Collected data entries
+===+

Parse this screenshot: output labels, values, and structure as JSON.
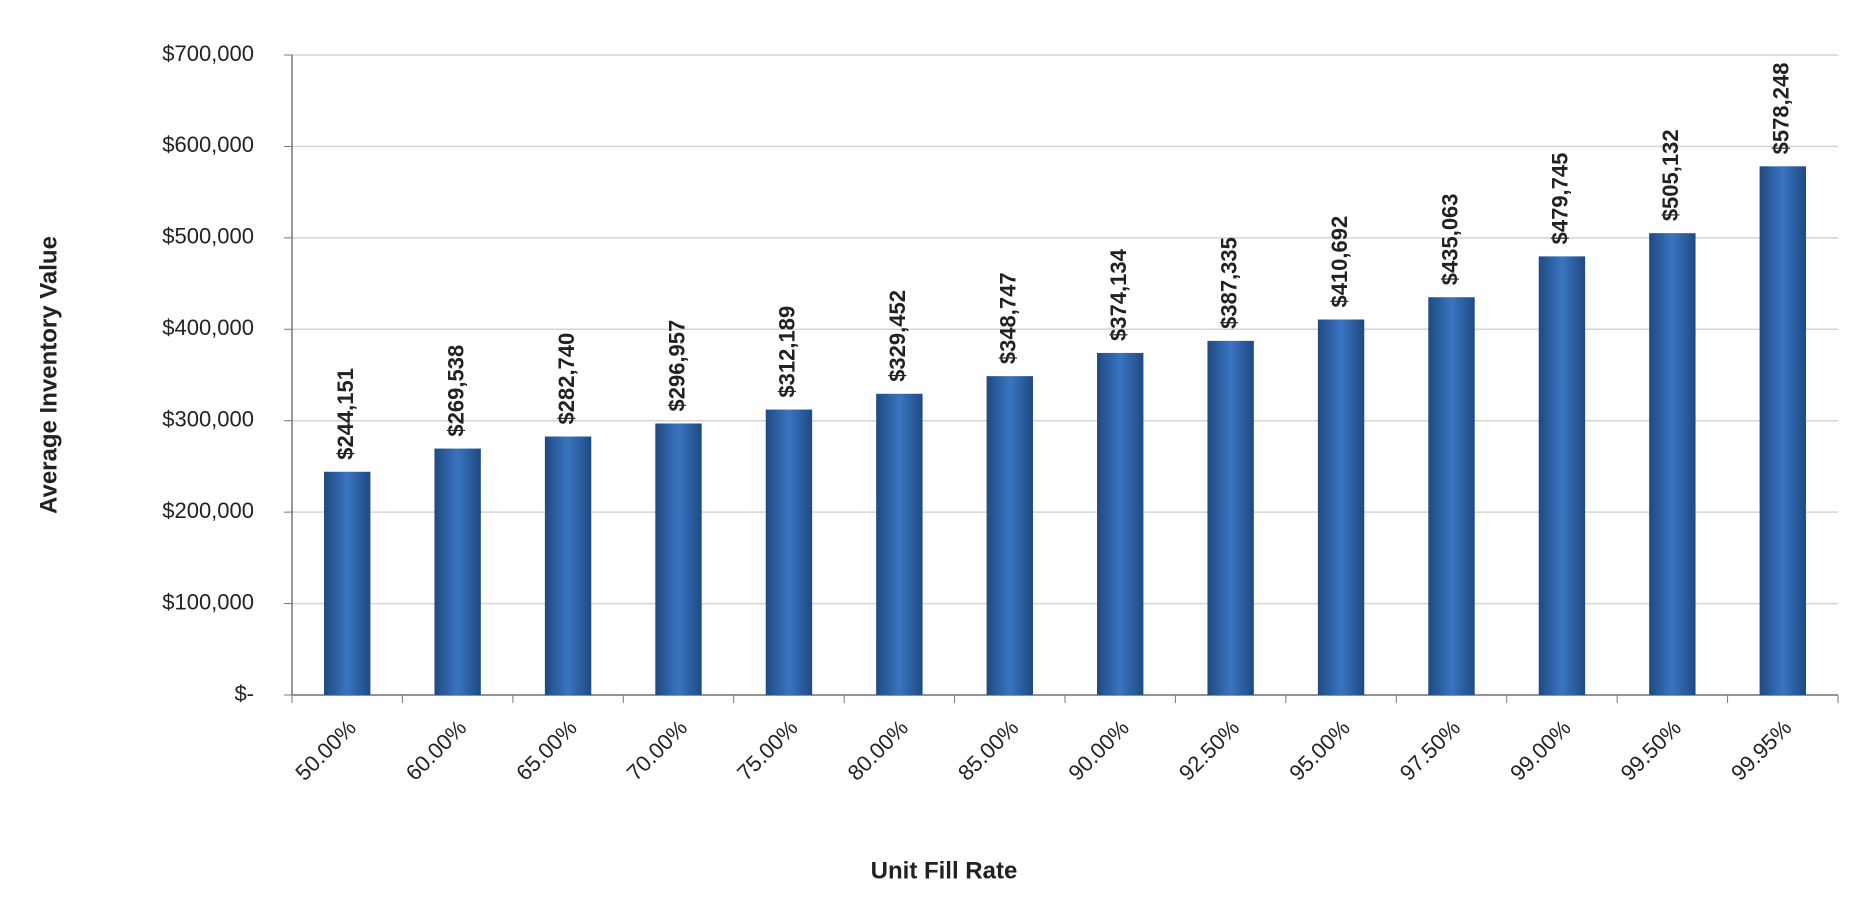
{
  "chart_data": {
    "type": "bar",
    "x_label": "Unit Fill Rate",
    "y_label": "Average Inventory Value",
    "categories": [
      "50.00%",
      "60.00%",
      "65.00%",
      "70.00%",
      "75.00%",
      "80.00%",
      "85.00%",
      "90.00%",
      "92.50%",
      "95.00%",
      "97.50%",
      "99.00%",
      "99.50%",
      "99.95%"
    ],
    "values": [
      244151,
      269538,
      282740,
      296957,
      312189,
      329452,
      348747,
      374134,
      387335,
      410692,
      435063,
      479745,
      505132,
      578248
    ],
    "value_labels": [
      "$244,151",
      "$269,538",
      "$282,740",
      "$296,957",
      "$312,189",
      "$329,452",
      "$348,747",
      "$374,134",
      "$387,335",
      "$410,692",
      "$435,063",
      "$479,745",
      "$505,132",
      "$578,248"
    ],
    "color": "#3a74c2",
    "ylim": [
      0,
      700000
    ],
    "yticks": [
      {
        "value": 0,
        "label": "$-"
      },
      {
        "value": 100000,
        "label": "$100,000"
      },
      {
        "value": 200000,
        "label": "$200,000"
      },
      {
        "value": 300000,
        "label": "$300,000"
      },
      {
        "value": 400000,
        "label": "$400,000"
      },
      {
        "value": 500000,
        "label": "$500,000"
      },
      {
        "value": 600000,
        "label": "$600,000"
      },
      {
        "value": 700000,
        "label": "$700,000"
      }
    ],
    "grid": true
  }
}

+===+

**Challenge**:
Do not include images; quote all of the entries above exactly.

**Exercise answer**:
Parse this screenshot: output labels, values, and structure as JSON.
{
  "chart_data": {
    "type": "bar",
    "x_label": "Unit Fill Rate",
    "y_label": "Average Inventory Value",
    "categories": [
      "50.00%",
      "60.00%",
      "65.00%",
      "70.00%",
      "75.00%",
      "80.00%",
      "85.00%",
      "90.00%",
      "92.50%",
      "95.00%",
      "97.50%",
      "99.00%",
      "99.50%",
      "99.95%"
    ],
    "values": [
      244151,
      269538,
      282740,
      296957,
      312189,
      329452,
      348747,
      374134,
      387335,
      410692,
      435063,
      479745,
      505132,
      578248
    ],
    "value_labels": [
      "$244,151",
      "$269,538",
      "$282,740",
      "$296,957",
      "$312,189",
      "$329,452",
      "$348,747",
      "$374,134",
      "$387,335",
      "$410,692",
      "$435,063",
      "$479,745",
      "$505,132",
      "$578,248"
    ],
    "color": "#3a74c2",
    "ylim": [
      0,
      700000
    ],
    "yticks": [
      {
        "value": 0,
        "label": "$-"
      },
      {
        "value": 100000,
        "label": "$100,000"
      },
      {
        "value": 200000,
        "label": "$200,000"
      },
      {
        "value": 300000,
        "label": "$300,000"
      },
      {
        "value": 400000,
        "label": "$400,000"
      },
      {
        "value": 500000,
        "label": "$500,000"
      },
      {
        "value": 600000,
        "label": "$600,000"
      },
      {
        "value": 700000,
        "label": "$700,000"
      }
    ],
    "grid": true
  }
}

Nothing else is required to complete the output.